*** Available data ***

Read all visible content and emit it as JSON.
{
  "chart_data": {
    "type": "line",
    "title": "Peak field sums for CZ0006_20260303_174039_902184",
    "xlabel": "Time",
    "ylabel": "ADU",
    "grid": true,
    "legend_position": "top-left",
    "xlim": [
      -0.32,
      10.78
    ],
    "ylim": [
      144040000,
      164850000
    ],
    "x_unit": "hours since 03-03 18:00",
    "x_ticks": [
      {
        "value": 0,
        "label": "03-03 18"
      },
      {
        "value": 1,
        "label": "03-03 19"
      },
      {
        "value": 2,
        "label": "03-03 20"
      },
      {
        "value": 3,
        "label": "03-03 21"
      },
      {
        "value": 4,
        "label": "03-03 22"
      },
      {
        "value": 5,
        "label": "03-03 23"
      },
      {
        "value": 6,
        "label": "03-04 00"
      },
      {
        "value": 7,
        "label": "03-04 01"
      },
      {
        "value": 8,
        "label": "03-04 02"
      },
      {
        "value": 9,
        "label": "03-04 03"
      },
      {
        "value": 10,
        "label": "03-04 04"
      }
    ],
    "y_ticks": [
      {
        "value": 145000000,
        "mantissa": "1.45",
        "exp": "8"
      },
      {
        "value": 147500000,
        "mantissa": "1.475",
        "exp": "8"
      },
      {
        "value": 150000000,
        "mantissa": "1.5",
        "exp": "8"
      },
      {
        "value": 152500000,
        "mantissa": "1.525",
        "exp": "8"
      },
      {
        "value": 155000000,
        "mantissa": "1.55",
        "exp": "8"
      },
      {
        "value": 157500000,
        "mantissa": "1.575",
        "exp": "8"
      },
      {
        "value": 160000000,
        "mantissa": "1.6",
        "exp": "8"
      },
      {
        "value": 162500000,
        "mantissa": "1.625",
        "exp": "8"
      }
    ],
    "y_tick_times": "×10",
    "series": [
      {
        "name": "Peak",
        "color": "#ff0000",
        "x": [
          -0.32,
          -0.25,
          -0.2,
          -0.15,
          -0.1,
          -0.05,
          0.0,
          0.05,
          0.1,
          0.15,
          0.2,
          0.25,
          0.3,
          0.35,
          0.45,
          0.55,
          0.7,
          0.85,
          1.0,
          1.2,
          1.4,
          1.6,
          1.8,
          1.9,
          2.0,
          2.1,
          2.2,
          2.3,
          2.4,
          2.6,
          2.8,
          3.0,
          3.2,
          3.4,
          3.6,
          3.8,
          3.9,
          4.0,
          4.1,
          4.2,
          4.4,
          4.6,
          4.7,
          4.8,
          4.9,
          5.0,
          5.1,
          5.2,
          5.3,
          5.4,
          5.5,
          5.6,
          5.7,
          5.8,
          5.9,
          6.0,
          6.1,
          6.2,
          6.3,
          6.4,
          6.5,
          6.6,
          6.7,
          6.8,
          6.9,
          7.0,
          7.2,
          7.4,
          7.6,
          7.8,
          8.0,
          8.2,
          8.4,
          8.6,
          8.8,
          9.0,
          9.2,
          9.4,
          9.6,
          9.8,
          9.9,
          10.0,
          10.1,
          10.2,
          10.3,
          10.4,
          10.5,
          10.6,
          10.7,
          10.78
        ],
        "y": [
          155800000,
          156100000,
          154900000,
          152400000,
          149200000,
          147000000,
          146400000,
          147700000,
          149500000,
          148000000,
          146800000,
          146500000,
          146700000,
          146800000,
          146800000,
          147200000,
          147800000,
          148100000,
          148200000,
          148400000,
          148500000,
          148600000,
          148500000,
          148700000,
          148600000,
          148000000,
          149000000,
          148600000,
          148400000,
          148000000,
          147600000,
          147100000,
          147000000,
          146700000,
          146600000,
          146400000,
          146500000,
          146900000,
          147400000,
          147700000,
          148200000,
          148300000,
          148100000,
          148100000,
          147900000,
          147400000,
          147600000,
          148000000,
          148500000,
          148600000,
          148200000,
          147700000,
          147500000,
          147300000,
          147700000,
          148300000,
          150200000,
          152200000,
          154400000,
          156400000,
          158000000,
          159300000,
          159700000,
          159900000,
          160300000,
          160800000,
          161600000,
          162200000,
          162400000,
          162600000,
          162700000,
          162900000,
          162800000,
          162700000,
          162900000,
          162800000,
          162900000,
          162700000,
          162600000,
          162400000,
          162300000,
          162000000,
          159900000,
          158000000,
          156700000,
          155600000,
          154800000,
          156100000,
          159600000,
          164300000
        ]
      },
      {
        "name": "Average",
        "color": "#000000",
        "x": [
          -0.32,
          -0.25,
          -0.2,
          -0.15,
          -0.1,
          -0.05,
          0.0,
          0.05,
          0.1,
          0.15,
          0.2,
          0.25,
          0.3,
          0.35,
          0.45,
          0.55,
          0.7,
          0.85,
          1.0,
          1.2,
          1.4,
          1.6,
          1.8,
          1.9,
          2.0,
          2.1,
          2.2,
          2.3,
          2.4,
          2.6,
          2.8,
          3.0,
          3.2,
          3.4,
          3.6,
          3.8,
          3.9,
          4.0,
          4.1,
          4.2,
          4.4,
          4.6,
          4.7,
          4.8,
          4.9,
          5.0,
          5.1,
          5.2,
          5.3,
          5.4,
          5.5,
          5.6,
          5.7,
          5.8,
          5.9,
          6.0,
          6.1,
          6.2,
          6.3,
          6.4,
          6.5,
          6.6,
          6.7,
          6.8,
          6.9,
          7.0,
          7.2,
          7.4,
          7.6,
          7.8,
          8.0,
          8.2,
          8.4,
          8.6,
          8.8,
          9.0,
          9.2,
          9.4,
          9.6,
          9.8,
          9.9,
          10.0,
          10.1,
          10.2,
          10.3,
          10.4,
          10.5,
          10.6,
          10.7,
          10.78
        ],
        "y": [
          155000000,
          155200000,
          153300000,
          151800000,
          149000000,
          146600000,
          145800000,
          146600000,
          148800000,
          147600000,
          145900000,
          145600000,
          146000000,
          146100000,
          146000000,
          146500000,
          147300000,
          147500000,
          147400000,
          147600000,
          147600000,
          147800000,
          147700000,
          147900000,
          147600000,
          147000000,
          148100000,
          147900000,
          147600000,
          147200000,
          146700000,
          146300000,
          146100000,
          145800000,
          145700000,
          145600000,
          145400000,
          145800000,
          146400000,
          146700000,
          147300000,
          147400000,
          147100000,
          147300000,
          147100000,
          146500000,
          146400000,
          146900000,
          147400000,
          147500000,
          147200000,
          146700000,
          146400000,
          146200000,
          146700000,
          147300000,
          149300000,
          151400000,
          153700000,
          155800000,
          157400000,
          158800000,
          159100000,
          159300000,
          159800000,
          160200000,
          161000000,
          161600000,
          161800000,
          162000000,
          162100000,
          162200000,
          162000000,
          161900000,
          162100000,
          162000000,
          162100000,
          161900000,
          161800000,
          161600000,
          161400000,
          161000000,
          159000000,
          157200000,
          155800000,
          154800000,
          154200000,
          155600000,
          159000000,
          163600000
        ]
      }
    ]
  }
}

***

### Objective
Copy every line above that includes the string "mantissa".

### Result of this task
        "mantissa": "1.45",
        "mantissa": "1.475",
        "mantissa": "1.5",
        "mantissa": "1.525",
        "mantissa": "1.55",
        "mantissa": "1.575",
        "mantissa": "1.6",
        "mantissa": "1.625",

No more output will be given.